(Request): Using the listing below, please gather every line containing the word "which".

(Entries):

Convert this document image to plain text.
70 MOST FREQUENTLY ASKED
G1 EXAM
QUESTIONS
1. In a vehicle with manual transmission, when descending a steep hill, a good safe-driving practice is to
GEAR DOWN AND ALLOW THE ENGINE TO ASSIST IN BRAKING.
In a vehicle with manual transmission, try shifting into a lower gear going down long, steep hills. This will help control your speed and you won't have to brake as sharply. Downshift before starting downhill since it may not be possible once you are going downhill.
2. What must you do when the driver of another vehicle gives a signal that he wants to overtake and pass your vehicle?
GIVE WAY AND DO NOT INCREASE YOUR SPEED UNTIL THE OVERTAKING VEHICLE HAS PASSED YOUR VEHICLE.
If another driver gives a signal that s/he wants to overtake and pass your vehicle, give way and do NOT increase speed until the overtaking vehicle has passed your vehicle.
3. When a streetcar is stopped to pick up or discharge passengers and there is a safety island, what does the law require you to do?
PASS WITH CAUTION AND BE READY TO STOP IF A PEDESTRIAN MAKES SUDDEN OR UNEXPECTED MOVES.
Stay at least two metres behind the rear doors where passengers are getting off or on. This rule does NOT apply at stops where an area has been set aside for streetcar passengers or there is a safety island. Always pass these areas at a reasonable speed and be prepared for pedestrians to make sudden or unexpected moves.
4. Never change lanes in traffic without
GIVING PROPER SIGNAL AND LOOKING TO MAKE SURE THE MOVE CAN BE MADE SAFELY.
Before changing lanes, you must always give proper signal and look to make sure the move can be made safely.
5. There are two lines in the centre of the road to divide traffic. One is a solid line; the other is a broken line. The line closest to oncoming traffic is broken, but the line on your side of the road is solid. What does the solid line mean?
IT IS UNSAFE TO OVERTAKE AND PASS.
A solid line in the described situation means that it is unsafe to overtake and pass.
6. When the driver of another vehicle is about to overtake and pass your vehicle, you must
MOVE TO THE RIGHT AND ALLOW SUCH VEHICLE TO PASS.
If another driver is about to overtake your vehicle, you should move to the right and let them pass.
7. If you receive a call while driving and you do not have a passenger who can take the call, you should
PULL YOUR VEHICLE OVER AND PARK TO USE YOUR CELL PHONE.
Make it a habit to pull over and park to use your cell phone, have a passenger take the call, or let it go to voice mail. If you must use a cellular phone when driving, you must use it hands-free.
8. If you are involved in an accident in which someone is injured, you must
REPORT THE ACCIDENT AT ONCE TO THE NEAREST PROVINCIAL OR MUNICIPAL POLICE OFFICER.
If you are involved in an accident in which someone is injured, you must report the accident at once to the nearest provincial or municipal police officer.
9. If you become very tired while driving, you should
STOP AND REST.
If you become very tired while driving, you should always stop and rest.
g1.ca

(Answer to this task):
8. If you are involved in an accident in which someone is injured, you must
If you are involved in an accident in which someone is injured, you must report the accident at once to the nearest provincial or municipal police officer.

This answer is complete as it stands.